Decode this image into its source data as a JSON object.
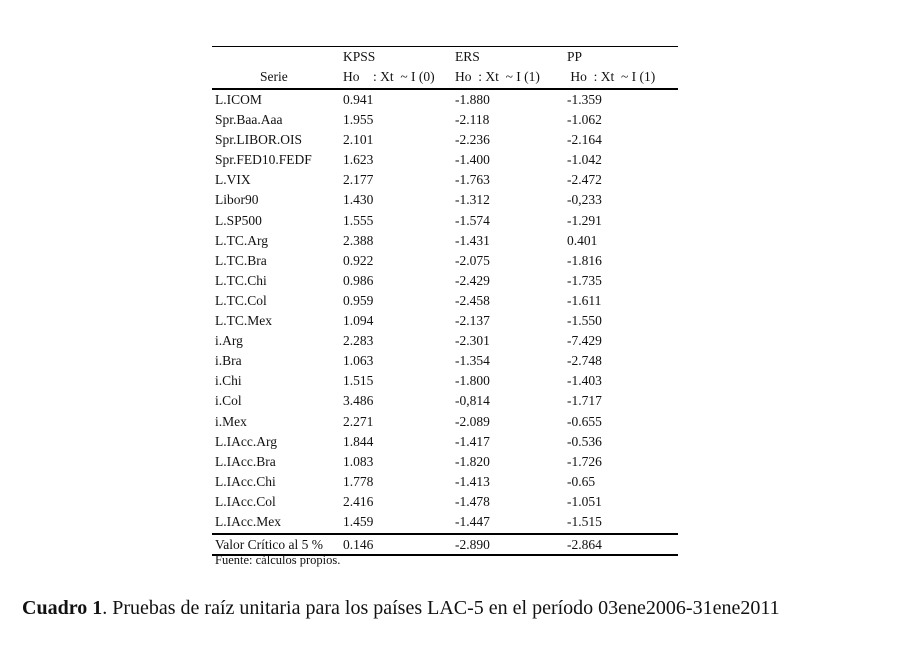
{
  "table": {
    "headers": {
      "serie": "Serie",
      "tests": [
        "KPSS",
        "ERS",
        "PP"
      ],
      "hypotheses": [
        "Ho    : Xt  ~ I (0)",
        "Ho  : Xt  ~ I (1)",
        " Ho  : Xt  ~ I (1)"
      ]
    },
    "rows": [
      [
        "L.ICOM",
        "0.941",
        "-1.880",
        "-1.359"
      ],
      [
        "Spr.Baa.Aaa",
        "1.955",
        "-2.118",
        "-1.062"
      ],
      [
        "Spr.LIBOR.OIS",
        "2.101",
        "-2.236",
        "-2.164"
      ],
      [
        "Spr.FED10.FEDF",
        "1.623",
        "-1.400",
        "-1.042"
      ],
      [
        "L.VIX",
        "2.177",
        "-1.763",
        "-2.472"
      ],
      [
        "Libor90",
        "1.430",
        "-1.312",
        "-0,233"
      ],
      [
        "L.SP500",
        "1.555",
        "-1.574",
        "-1.291"
      ],
      [
        "L.TC.Arg",
        "2.388",
        "-1.431",
        "0.401"
      ],
      [
        "L.TC.Bra",
        "0.922",
        "-2.075",
        "-1.816"
      ],
      [
        "L.TC.Chi",
        "0.986",
        "-2.429",
        "-1.735"
      ],
      [
        "L.TC.Col",
        "0.959",
        "-2.458",
        "-1.611"
      ],
      [
        "L.TC.Mex",
        "1.094",
        "-2.137",
        "-1.550"
      ],
      [
        "i.Arg",
        "2.283",
        "-2.301",
        "-7.429"
      ],
      [
        "i.Bra",
        "1.063",
        "-1.354",
        "-2.748"
      ],
      [
        "i.Chi",
        "1.515",
        "-1.800",
        "-1.403"
      ],
      [
        "i.Col",
        "3.486",
        "-0,814",
        "-1.717"
      ],
      [
        "i.Mex",
        "2.271",
        "-2.089",
        "-0.655"
      ],
      [
        "L.IAcc.Arg",
        "1.844",
        "-1.417",
        "-0.536"
      ],
      [
        "L.IAcc.Bra",
        "1.083",
        "-1.820",
        "-1.726"
      ],
      [
        "L.IAcc.Chi",
        "1.778",
        "-1.413",
        "-0.65"
      ],
      [
        "L.IAcc.Col",
        "2.416",
        "-1.478",
        "-1.051"
      ],
      [
        "L.IAcc.Mex",
        "1.459",
        "-1.447",
        "-1.515"
      ]
    ],
    "critical": [
      "Valor Crítico al 5 %",
      "0.146",
      "-2.890",
      "-2.864"
    ]
  },
  "source": "Fuente: cálculos propios.",
  "caption": {
    "label": "Cuadro 1",
    "text": ". Pruebas de raíz unitaria para los países LAC-5 en el período 03ene2006-31ene2011"
  }
}
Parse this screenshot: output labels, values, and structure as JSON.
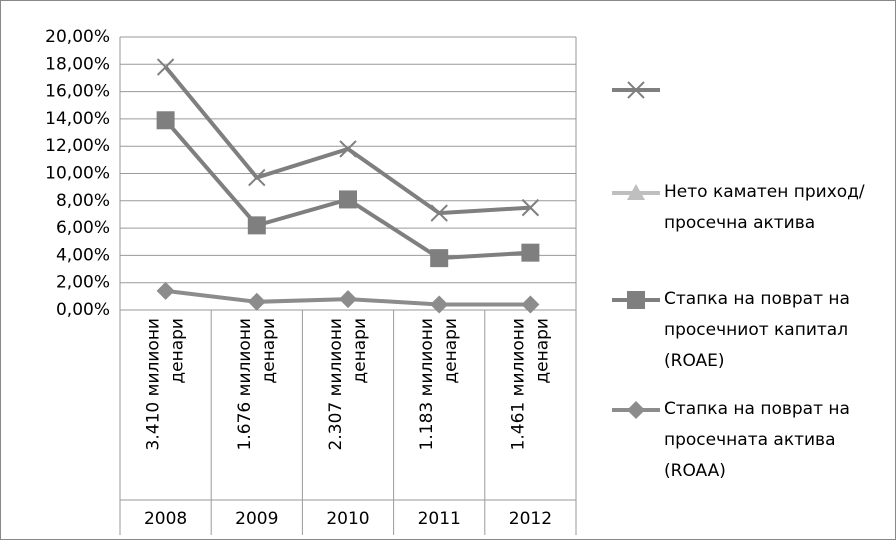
{
  "chart_data": {
    "type": "line",
    "categories": [
      "2008",
      "2009",
      "2010",
      "2011",
      "2012"
    ],
    "category_sublabels": [
      [
        "3.410 милиони",
        "денари"
      ],
      [
        "1.676 милиони",
        "денари"
      ],
      [
        "2.307 милиони",
        "денари"
      ],
      [
        "1.183 милиони",
        "денари"
      ],
      [
        "1.461 милиони",
        "денари"
      ]
    ],
    "series": [
      {
        "marker": "x",
        "color": "#7f7f7f",
        "values": [
          17.8,
          9.7,
          11.8,
          7.1,
          7.5
        ]
      },
      {
        "name": "Нето каматен приход/просечна актива",
        "marker": "triangle",
        "color": "#bfbfbf",
        "values": [
          null,
          null,
          null,
          null,
          null
        ]
      },
      {
        "name": "Стапка на поврат на просечниот капитал (ROAE)",
        "marker": "square",
        "color": "#7f7f7f",
        "values": [
          13.9,
          6.2,
          8.1,
          3.8,
          4.2
        ]
      },
      {
        "name": "Стапка на поврат на просечната актива (ROAA)",
        "marker": "diamond",
        "color": "#8c8c8c",
        "values": [
          1.4,
          0.6,
          0.8,
          0.4,
          0.4
        ]
      }
    ],
    "ylim": [
      0,
      20
    ],
    "yticks": [
      {
        "value": 0,
        "label": "0,00%"
      },
      {
        "value": 2,
        "label": "2,00%"
      },
      {
        "value": 4,
        "label": "4,00%"
      },
      {
        "value": 6,
        "label": "6,00%"
      },
      {
        "value": 8,
        "label": "8,00%"
      },
      {
        "value": 10,
        "label": "10,00%"
      },
      {
        "value": 12,
        "label": "12,00%"
      },
      {
        "value": 14,
        "label": "14,00%"
      },
      {
        "value": 16,
        "label": "16,00%"
      },
      {
        "value": 18,
        "label": "18,00%"
      },
      {
        "value": 20,
        "label": "20,00%"
      }
    ],
    "grid": true,
    "legend": "right"
  }
}
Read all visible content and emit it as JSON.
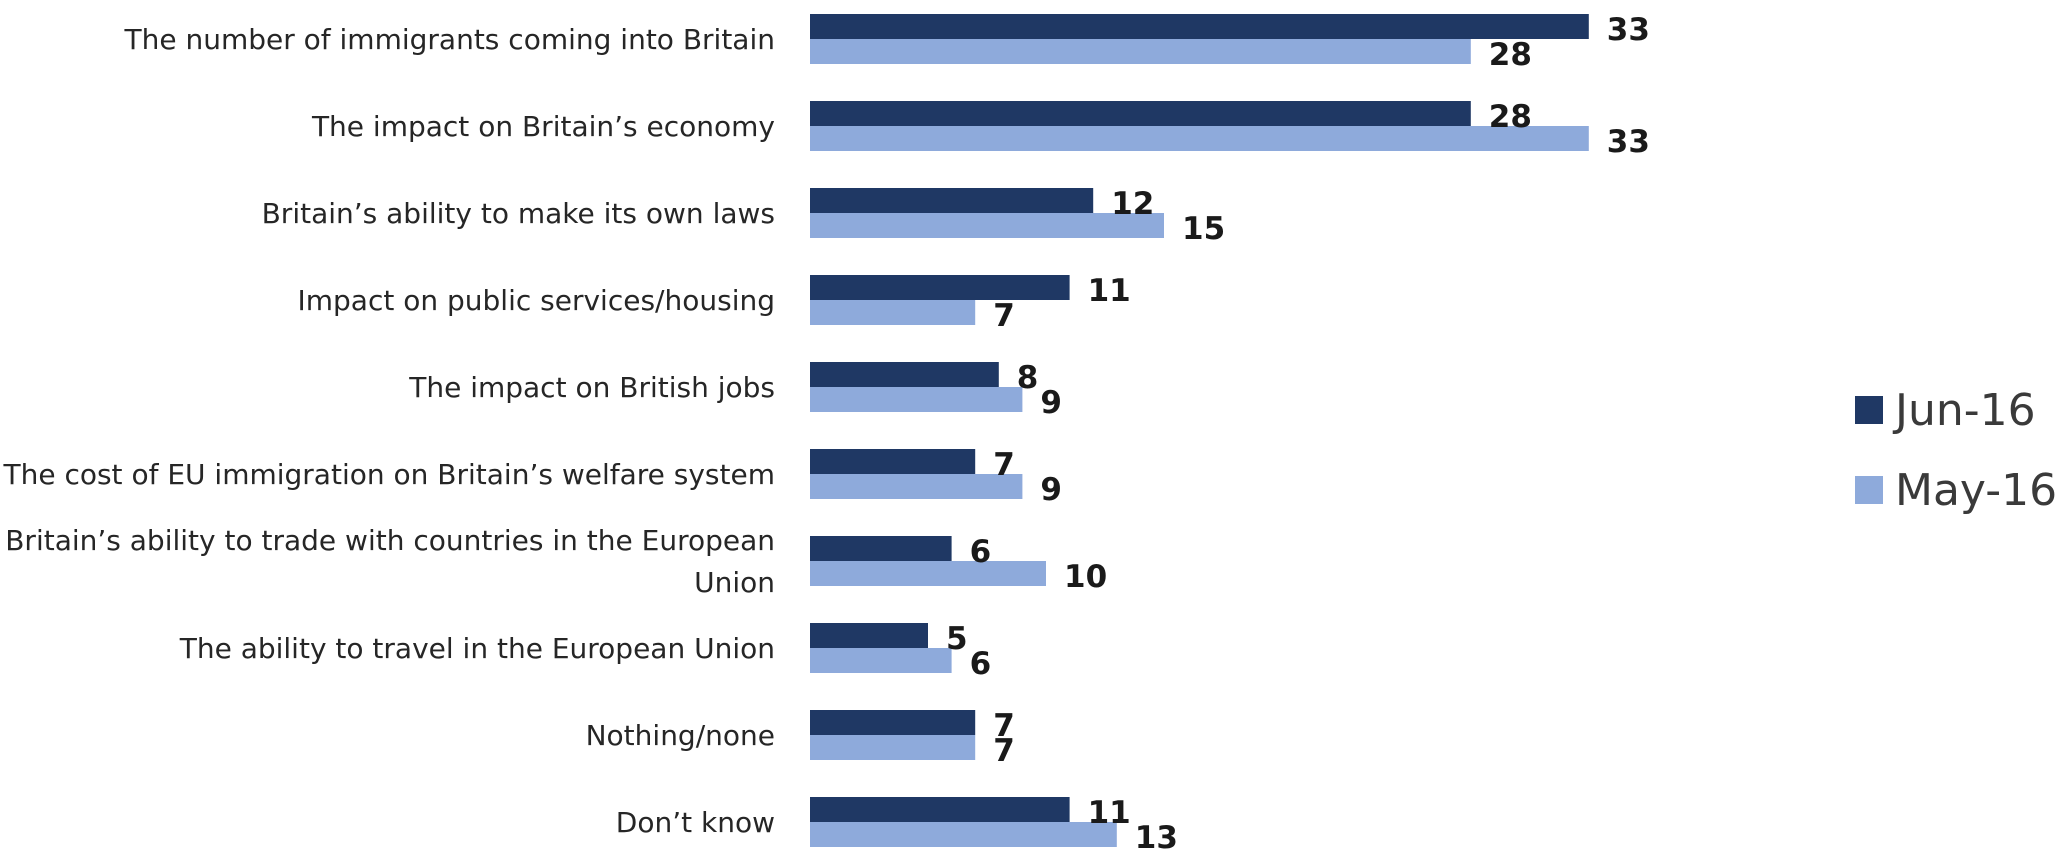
{
  "chart_data": {
    "type": "bar",
    "orientation": "horizontal",
    "categories": [
      [
        "The number of immigrants coming into Britain"
      ],
      [
        "The impact on Britain’s economy"
      ],
      [
        "Britain’s ability to make its own laws"
      ],
      [
        "Impact on public services/housing"
      ],
      [
        "The impact on British jobs"
      ],
      [
        "The cost of EU immigration on Britain’s welfare system"
      ],
      [
        "Britain’s ability to trade with countries in the European",
        "Union"
      ],
      [
        "The ability to travel in the European Union"
      ],
      [
        "Nothing/none"
      ],
      [
        "Don’t know"
      ]
    ],
    "series": [
      {
        "name": "Jun-16",
        "color": "#1f3864",
        "values": [
          33,
          28,
          12,
          11,
          8,
          7,
          6,
          5,
          7,
          11
        ]
      },
      {
        "name": "May-16",
        "color": "#8eaadb",
        "values": [
          28,
          33,
          15,
          7,
          9,
          9,
          10,
          6,
          7,
          13
        ]
      }
    ],
    "xlim": [
      0,
      33
    ],
    "grid": false,
    "legend_position": "right"
  }
}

--

Goal
Your job is to transcribe the entries above exactly; skip the pictures.

Result for this task
Decode this image into its source data as a JSON object.
{
  "table": {
    "headers": {
      "serie": "Serie",
      "tests": [
        "KPSS",
        "ERS",
        "PP"
      ],
      "hypotheses": [
        "Ho    : Xt  ~ I (0)",
        "Ho  : Xt  ~ I (1)",
        " Ho  : Xt  ~ I (1)"
      ]
    },
    "rows": [
      [
        "L.ICOM",
        "0.941",
        "-1.880",
        "-1.359"
      ],
      [
        "Spr.Baa.Aaa",
        "1.955",
        "-2.118",
        "-1.062"
      ],
      [
        "Spr.LIBOR.OIS",
        "2.101",
        "-2.236",
        "-2.164"
      ],
      [
        "Spr.FED10.FEDF",
        "1.623",
        "-1.400",
        "-1.042"
      ],
      [
        "L.VIX",
        "2.177",
        "-1.763",
        "-2.472"
      ],
      [
        "Libor90",
        "1.430",
        "-1.312",
        "-0,233"
      ],
      [
        "L.SP500",
        "1.555",
        "-1.574",
        "-1.291"
      ],
      [
        "L.TC.Arg",
        "2.388",
        "-1.431",
        "0.401"
      ],
      [
        "L.TC.Bra",
        "0.922",
        "-2.075",
        "-1.816"
      ],
      [
        "L.TC.Chi",
        "0.986",
        "-2.429",
        "-1.735"
      ],
      [
        "L.TC.Col",
        "0.959",
        "-2.458",
        "-1.611"
      ],
      [
        "L.TC.Mex",
        "1.094",
        "-2.137",
        "-1.550"
      ],
      [
        "i.Arg",
        "2.283",
        "-2.301",
        "-7.429"
      ],
      [
        "i.Bra",
        "1.063",
        "-1.354",
        "-2.748"
      ],
      [
        "i.Chi",
        "1.515",
        "-1.800",
        "-1.403"
      ],
      [
        "i.Col",
        "3.486",
        "-0,814",
        "-1.717"
      ],
      [
        "i.Mex",
        "2.271",
        "-2.089",
        "-0.655"
      ],
      [
        "L.IAcc.Arg",
        "1.844",
        "-1.417",
        "-0.536"
      ],
      [
        "L.IAcc.Bra",
        "1.083",
        "-1.820",
        "-1.726"
      ],
      [
        "L.IAcc.Chi",
        "1.778",
        "-1.413",
        "-0.65"
      ],
      [
        "L.IAcc.Col",
        "2.416",
        "-1.478",
        "-1.051"
      ],
      [
        "L.IAcc.Mex",
        "1.459",
        "-1.447",
        "-1.515"
      ]
    ],
    "critical": [
      "Valor Crítico al 5 %",
      "0.146",
      "-2.890",
      "-2.864"
    ]
  },
  "source": "Fuente: cálculos propios.",
  "caption": {
    "label": "Cuadro 1",
    "text": ". Pruebas de raíz unitaria para los países LAC-5 en el período 03ene2006-31ene2011"
  }
}
Parse this screenshot: output labels, values, and structure as JSON.
{
  "chart_data": {
    "type": "line",
    "categories": [
      "2008",
      "2009",
      "2010",
      "2011",
      "2012"
    ],
    "category_sublabels": [
      [
        "3.410 милиони",
        "денари"
      ],
      [
        "1.676 милиони",
        "денари"
      ],
      [
        "2.307 милиони",
        "денари"
      ],
      [
        "1.183 милиони",
        "денари"
      ],
      [
        "1.461 милиони",
        "денари"
      ]
    ],
    "series": [
      {
        "marker": "x",
        "color": "#7f7f7f",
        "values": [
          17.8,
          9.7,
          11.8,
          7.1,
          7.5
        ]
      },
      {
        "name": "Нето каматен приход/просечна актива",
        "marker": "triangle",
        "color": "#bfbfbf",
        "values": [
          null,
          null,
          null,
          null,
          null
        ]
      },
      {
        "name": "Стапка на поврат на просечниот капитал (ROAE)",
        "marker": "square",
        "color": "#7f7f7f",
        "values": [
          13.9,
          6.2,
          8.1,
          3.8,
          4.2
        ]
      },
      {
        "name": "Стапка на поврат на просечната актива (ROAA)",
        "marker": "diamond",
        "color": "#8c8c8c",
        "values": [
          1.4,
          0.6,
          0.8,
          0.4,
          0.4
        ]
      }
    ],
    "ylim": [
      0,
      20
    ],
    "yticks": [
      {
        "value": 0,
        "label": "0,00%"
      },
      {
        "value": 2,
        "label": "2,00%"
      },
      {
        "value": 4,
        "label": "4,00%"
      },
      {
        "value": 6,
        "label": "6,00%"
      },
      {
        "value": 8,
        "label": "8,00%"
      },
      {
        "value": 10,
        "label": "10,00%"
      },
      {
        "value": 12,
        "label": "12,00%"
      },
      {
        "value": 14,
        "label": "14,00%"
      },
      {
        "value": 16,
        "label": "16,00%"
      },
      {
        "value": 18,
        "label": "18,00%"
      },
      {
        "value": 20,
        "label": "20,00%"
      }
    ],
    "grid": true,
    "legend": "right"
  }
}
Read all visible content and emit it as JSON.
{
  "chart_data": {
    "type": "bar",
    "orientation": "horizontal",
    "categories": [
      [
        "The number of immigrants coming into Britain"
      ],
      [
        "The impact on Britain’s economy"
      ],
      [
        "Britain’s ability to make its own laws"
      ],
      [
        "Impact on public services/housing"
      ],
      [
        "The impact on British jobs"
      ],
      [
        "The cost of EU immigration on Britain’s welfare system"
      ],
      [
        "Britain’s ability to trade with countries in the European",
        "Union"
      ],
      [
        "The ability to travel in the European Union"
      ],
      [
        "Nothing/none"
      ],
      [
        "Don’t know"
      ]
    ],
    "series": [
      {
        "name": "Jun-16",
        "color": "#1f3864",
        "values": [
          33,
          28,
          12,
          11,
          8,
          7,
          6,
          5,
          7,
          11
        ]
      },
      {
        "name": "May-16",
        "color": "#8eaadb",
        "values": [
          28,
          33,
          15,
          7,
          9,
          9,
          10,
          6,
          7,
          13
        ]
      }
    ],
    "xlim": [
      0,
      33
    ],
    "grid": false,
    "legend_position": "right"
  }
}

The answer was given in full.